[Start of Data to process]

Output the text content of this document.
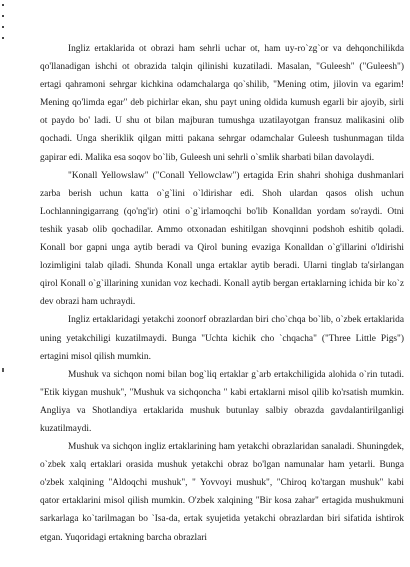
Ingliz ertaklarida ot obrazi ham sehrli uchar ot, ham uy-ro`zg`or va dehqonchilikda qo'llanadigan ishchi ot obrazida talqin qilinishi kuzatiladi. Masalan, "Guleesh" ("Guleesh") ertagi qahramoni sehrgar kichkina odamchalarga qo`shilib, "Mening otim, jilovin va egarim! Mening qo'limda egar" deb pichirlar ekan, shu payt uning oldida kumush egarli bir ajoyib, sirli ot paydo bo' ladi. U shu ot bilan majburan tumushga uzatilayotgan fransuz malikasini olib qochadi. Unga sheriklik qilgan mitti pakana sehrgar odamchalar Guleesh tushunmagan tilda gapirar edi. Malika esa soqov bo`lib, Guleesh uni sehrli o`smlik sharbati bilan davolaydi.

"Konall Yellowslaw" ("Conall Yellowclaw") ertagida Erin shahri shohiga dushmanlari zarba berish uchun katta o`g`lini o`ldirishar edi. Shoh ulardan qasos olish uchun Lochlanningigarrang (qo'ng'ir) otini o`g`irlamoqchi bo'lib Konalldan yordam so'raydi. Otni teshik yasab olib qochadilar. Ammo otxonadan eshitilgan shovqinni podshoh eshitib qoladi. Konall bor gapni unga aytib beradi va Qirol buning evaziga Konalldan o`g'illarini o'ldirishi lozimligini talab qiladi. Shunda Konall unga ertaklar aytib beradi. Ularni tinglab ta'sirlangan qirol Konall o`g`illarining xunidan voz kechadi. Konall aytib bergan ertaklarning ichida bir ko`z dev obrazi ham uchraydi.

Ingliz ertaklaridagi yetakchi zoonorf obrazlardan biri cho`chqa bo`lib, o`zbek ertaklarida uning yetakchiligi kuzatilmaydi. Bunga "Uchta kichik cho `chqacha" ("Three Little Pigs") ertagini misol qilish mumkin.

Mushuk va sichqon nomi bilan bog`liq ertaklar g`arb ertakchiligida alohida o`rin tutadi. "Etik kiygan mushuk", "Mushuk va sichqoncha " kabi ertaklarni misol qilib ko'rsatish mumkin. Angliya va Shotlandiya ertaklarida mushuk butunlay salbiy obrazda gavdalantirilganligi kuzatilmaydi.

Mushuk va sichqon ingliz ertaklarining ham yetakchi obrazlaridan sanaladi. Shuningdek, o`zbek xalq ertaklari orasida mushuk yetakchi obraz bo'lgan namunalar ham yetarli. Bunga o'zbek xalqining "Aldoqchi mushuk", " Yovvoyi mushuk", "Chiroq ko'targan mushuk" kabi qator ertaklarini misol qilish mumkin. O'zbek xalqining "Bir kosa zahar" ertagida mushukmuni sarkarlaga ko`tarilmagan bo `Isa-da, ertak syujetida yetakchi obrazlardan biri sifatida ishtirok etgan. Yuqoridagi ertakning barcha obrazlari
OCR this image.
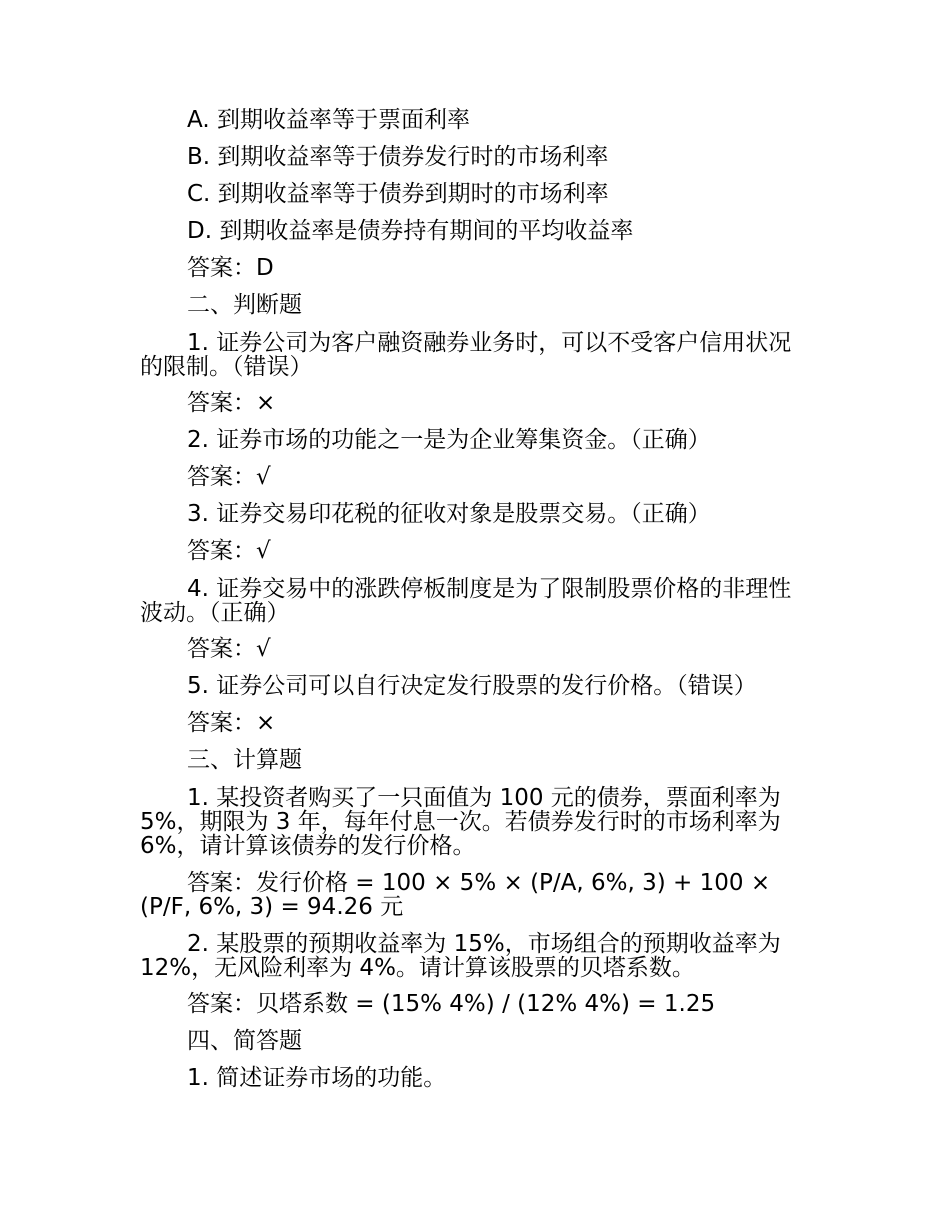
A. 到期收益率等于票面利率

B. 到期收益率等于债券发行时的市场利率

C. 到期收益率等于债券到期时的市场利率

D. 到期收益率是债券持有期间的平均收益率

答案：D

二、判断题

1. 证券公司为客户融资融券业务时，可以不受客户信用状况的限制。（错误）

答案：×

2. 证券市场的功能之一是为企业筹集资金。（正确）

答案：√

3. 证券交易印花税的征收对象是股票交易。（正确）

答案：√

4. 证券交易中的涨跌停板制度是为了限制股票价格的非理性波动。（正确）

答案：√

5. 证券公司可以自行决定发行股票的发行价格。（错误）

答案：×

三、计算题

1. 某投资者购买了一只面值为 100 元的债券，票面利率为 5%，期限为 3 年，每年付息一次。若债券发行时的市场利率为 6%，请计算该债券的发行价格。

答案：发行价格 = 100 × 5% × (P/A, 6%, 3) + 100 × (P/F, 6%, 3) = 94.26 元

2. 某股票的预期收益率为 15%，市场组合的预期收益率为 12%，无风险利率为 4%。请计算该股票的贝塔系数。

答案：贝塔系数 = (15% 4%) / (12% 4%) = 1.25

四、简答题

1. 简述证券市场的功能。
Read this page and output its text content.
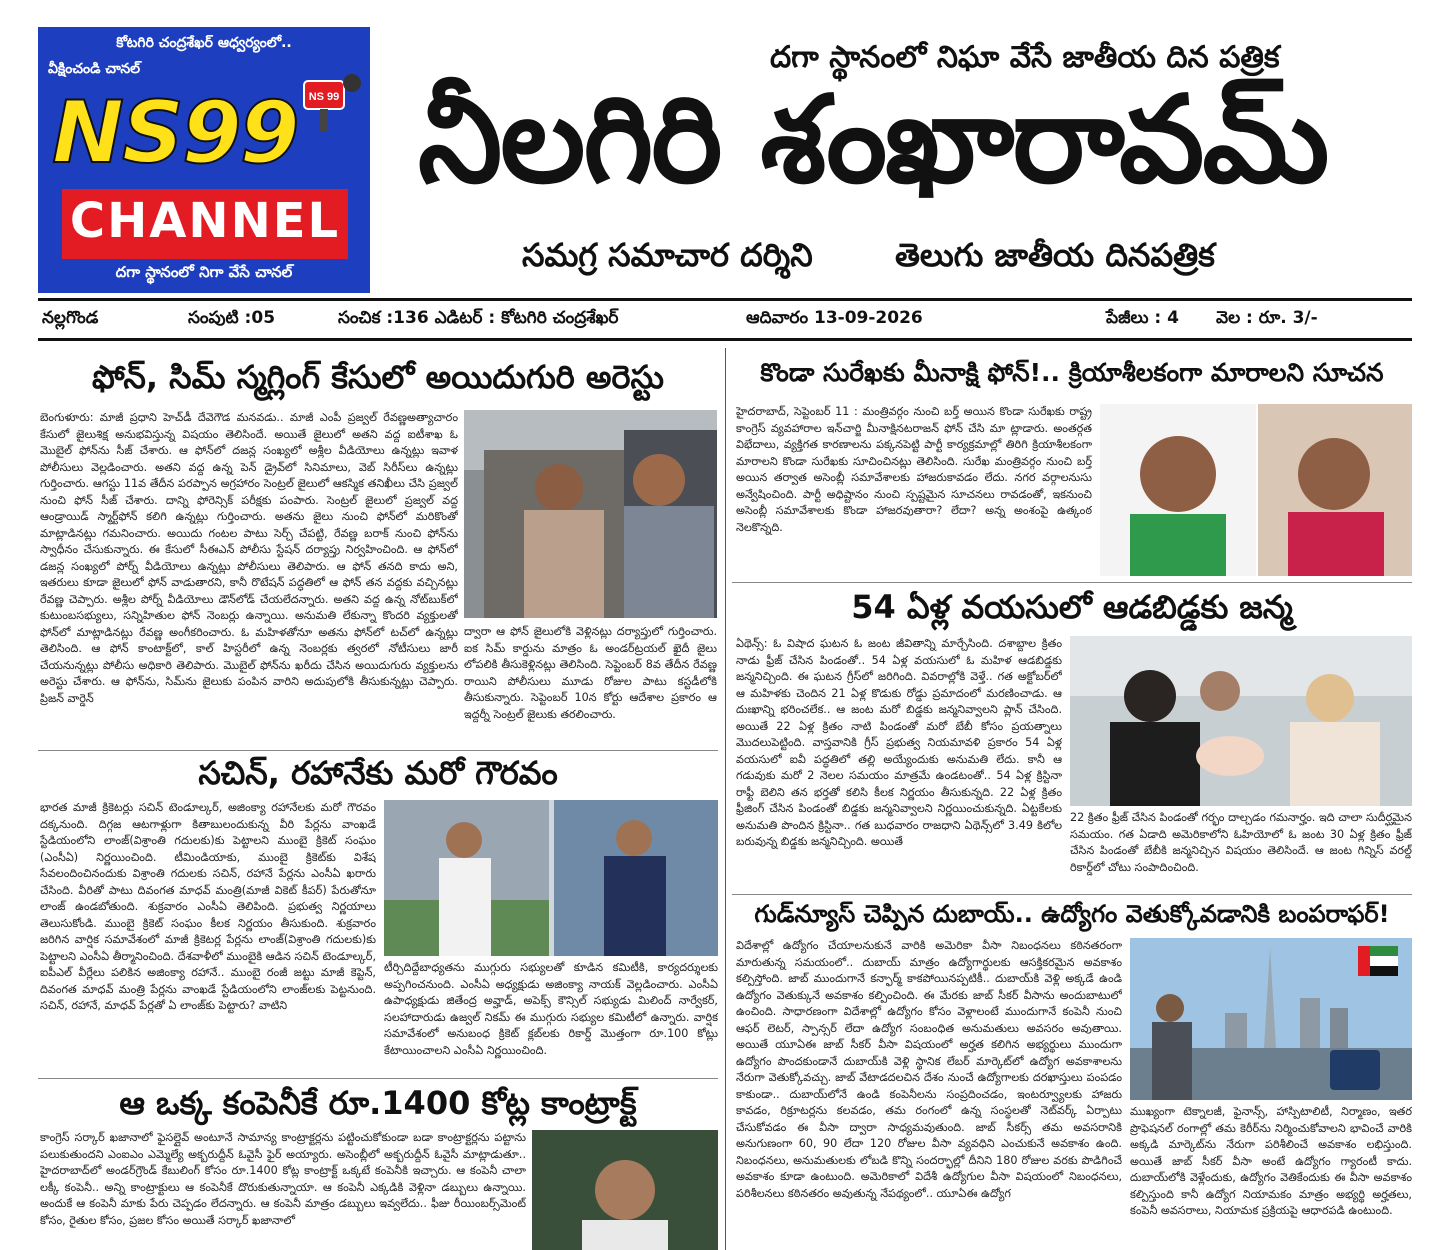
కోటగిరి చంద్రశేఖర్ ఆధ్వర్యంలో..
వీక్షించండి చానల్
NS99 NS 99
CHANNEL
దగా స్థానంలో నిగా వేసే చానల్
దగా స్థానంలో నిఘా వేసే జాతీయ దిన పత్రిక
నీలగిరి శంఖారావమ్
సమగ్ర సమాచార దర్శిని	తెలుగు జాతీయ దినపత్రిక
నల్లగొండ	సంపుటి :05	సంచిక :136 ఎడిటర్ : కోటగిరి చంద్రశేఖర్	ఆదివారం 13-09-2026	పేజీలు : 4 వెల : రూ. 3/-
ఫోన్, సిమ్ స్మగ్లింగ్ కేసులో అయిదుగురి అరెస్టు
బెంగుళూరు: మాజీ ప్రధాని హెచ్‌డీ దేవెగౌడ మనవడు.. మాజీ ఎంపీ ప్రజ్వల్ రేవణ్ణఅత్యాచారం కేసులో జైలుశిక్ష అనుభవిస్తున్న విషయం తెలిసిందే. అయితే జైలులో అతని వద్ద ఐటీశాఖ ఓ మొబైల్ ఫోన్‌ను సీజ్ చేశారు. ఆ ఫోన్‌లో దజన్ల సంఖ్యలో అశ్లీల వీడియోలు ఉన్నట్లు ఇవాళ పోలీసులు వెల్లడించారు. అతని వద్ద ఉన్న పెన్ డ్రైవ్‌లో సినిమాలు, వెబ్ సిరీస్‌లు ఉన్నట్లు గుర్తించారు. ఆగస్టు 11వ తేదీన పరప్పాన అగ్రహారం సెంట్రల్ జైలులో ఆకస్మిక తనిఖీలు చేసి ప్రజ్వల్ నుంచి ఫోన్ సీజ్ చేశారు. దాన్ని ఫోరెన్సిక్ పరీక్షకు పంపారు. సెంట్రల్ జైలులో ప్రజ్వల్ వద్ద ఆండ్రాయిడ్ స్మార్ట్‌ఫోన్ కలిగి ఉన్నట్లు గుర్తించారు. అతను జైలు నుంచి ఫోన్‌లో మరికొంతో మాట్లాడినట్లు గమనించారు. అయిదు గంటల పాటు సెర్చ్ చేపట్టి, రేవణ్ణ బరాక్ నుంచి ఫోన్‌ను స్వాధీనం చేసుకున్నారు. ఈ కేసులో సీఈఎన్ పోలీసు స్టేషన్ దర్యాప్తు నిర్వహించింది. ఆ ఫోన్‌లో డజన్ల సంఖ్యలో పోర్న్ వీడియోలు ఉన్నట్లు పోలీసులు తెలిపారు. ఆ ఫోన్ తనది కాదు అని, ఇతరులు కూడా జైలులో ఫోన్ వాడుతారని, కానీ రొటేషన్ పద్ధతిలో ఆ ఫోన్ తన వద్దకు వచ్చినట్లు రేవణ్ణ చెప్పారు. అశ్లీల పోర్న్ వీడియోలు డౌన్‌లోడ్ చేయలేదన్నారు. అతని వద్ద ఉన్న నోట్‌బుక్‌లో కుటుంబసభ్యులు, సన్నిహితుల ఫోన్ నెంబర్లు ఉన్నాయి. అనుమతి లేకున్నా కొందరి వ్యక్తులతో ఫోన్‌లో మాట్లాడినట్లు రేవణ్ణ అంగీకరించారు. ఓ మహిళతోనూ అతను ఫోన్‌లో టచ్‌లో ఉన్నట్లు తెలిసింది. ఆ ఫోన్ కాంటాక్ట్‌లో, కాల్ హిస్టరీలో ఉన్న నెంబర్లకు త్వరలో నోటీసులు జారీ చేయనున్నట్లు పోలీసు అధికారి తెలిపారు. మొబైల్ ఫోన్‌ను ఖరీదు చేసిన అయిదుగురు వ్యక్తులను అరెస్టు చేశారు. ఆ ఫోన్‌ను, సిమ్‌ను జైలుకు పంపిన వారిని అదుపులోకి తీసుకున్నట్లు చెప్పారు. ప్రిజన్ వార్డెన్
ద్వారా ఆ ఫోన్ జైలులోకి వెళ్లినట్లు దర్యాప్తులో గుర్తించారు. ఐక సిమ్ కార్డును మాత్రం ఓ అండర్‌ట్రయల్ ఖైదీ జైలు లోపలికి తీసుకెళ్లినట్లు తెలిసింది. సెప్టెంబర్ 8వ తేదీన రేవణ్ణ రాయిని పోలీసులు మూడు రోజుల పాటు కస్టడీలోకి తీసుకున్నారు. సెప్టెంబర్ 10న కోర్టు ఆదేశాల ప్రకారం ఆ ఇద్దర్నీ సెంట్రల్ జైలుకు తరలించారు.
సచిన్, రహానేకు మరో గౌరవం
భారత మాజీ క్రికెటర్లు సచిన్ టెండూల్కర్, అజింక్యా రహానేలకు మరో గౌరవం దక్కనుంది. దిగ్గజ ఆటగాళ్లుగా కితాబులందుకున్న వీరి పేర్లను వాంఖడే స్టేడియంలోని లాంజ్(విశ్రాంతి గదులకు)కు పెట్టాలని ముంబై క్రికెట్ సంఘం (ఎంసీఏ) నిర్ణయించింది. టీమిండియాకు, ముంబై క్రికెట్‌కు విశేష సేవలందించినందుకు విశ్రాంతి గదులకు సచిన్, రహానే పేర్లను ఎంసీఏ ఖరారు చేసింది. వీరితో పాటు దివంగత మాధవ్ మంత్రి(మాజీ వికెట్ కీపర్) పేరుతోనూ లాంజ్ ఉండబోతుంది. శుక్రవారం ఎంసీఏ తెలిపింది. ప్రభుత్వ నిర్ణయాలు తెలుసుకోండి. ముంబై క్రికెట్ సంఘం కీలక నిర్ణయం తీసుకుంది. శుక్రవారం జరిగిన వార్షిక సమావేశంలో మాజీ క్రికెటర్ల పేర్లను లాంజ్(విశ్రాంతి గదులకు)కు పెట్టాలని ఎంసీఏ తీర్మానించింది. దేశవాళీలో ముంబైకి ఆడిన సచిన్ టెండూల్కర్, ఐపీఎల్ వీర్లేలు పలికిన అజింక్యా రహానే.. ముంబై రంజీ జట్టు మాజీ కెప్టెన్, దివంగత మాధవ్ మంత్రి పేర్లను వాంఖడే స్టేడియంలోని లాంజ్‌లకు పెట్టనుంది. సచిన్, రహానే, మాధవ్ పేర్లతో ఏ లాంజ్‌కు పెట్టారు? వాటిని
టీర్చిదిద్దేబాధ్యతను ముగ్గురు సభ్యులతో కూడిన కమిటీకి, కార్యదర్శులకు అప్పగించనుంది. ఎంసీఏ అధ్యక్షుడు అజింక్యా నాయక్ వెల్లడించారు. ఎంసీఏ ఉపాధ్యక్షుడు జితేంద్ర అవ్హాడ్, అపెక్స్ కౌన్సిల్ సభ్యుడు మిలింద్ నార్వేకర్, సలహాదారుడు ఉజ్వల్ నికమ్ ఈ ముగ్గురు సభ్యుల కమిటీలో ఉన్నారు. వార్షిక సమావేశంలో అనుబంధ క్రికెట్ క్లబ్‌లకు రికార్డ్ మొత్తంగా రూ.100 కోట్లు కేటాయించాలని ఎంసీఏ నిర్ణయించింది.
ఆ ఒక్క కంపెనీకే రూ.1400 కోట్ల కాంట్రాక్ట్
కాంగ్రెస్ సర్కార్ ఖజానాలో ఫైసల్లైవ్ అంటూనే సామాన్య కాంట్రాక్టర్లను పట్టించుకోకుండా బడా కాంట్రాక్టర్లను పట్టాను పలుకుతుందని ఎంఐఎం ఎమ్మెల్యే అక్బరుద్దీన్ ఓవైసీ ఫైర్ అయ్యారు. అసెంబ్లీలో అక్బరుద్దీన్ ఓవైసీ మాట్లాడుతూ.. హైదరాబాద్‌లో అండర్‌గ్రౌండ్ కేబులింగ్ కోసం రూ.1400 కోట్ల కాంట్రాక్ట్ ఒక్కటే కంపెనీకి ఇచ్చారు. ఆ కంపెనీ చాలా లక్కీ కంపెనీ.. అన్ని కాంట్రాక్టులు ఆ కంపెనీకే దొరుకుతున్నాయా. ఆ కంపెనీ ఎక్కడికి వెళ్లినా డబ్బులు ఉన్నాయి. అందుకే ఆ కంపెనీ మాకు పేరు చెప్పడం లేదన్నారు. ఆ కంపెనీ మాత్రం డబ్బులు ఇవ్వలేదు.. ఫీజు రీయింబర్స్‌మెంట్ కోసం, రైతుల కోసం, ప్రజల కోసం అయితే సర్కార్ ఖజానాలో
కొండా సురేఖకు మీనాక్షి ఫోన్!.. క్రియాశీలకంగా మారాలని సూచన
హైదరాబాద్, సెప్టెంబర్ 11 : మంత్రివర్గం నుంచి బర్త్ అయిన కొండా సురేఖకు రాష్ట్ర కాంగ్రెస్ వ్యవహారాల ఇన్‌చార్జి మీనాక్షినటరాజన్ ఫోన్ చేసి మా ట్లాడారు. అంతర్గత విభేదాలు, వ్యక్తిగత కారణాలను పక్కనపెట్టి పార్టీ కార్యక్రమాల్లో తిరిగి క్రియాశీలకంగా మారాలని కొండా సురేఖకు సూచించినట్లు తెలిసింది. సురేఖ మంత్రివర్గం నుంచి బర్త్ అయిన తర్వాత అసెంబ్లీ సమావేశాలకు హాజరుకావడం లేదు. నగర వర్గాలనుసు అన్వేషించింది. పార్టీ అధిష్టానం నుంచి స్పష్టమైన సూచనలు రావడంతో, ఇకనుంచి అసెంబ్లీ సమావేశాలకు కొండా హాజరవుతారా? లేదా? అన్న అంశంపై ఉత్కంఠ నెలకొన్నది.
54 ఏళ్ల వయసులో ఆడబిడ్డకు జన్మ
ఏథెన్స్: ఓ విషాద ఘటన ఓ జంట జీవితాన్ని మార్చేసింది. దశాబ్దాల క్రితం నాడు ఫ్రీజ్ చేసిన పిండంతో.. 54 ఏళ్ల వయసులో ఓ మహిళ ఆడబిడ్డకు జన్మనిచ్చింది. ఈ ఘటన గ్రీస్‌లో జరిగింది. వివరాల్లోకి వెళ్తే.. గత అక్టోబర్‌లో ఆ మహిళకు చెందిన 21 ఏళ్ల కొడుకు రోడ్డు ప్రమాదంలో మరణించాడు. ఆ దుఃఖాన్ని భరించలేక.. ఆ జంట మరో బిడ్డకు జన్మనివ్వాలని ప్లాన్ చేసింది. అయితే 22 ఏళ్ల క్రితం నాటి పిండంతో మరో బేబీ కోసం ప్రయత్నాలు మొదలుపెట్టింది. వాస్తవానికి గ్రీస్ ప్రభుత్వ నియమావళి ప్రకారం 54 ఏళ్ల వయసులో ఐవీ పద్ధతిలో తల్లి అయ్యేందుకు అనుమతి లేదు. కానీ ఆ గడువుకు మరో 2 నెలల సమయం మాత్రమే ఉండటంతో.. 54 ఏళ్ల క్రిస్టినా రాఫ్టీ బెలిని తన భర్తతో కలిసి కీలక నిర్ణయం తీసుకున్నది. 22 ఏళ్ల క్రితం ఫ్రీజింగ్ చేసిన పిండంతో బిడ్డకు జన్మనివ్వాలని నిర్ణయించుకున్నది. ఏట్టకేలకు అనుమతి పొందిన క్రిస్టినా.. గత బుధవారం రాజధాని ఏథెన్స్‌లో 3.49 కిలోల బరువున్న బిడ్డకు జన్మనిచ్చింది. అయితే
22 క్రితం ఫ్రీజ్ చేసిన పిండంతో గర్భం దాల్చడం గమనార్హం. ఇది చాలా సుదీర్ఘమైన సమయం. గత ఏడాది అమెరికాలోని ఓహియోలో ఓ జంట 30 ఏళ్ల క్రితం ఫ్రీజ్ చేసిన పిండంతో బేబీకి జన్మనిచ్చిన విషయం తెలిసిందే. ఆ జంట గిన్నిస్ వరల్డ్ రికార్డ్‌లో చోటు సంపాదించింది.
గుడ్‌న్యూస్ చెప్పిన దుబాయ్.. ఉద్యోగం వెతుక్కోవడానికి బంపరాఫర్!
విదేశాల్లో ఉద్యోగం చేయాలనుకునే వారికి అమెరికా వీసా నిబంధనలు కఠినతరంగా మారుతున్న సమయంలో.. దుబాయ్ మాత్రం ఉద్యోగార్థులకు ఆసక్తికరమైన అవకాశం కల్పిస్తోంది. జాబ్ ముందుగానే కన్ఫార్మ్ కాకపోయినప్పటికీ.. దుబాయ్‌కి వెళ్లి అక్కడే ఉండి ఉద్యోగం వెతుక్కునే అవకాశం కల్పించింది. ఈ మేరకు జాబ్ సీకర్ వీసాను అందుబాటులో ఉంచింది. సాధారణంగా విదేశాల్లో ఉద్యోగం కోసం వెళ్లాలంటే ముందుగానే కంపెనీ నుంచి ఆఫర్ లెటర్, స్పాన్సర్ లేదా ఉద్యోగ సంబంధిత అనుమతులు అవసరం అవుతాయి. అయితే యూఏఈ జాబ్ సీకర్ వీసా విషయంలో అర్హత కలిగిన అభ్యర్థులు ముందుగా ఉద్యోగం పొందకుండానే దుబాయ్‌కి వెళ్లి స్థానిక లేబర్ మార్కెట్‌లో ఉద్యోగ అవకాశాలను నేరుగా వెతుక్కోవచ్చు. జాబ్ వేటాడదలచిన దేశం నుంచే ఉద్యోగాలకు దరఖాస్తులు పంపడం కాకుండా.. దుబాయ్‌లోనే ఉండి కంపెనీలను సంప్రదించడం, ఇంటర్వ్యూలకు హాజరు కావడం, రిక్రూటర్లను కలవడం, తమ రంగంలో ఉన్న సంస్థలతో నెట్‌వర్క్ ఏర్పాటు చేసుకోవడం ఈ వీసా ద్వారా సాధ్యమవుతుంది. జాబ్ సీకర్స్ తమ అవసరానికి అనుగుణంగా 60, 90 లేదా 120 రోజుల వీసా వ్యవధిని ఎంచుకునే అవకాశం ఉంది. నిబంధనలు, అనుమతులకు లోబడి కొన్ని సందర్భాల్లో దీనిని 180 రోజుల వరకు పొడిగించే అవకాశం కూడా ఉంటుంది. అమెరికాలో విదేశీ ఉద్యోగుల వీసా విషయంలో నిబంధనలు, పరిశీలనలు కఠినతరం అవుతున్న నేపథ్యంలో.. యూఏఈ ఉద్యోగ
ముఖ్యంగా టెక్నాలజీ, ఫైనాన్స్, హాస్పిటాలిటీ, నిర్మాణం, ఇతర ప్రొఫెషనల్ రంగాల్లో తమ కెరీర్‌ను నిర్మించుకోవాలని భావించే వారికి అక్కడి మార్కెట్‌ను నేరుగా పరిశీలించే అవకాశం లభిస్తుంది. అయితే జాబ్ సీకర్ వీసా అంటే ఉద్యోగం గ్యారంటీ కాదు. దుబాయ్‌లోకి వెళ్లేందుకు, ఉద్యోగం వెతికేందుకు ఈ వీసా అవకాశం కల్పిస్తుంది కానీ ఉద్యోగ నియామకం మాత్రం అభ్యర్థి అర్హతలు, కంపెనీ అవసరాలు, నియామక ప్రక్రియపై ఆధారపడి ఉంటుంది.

[End of Data to process]

- Written problem: Identify and extract each line of the listing that contains "text".

- Output of the task:
Output the text content of this document.
Read this page and output its text content.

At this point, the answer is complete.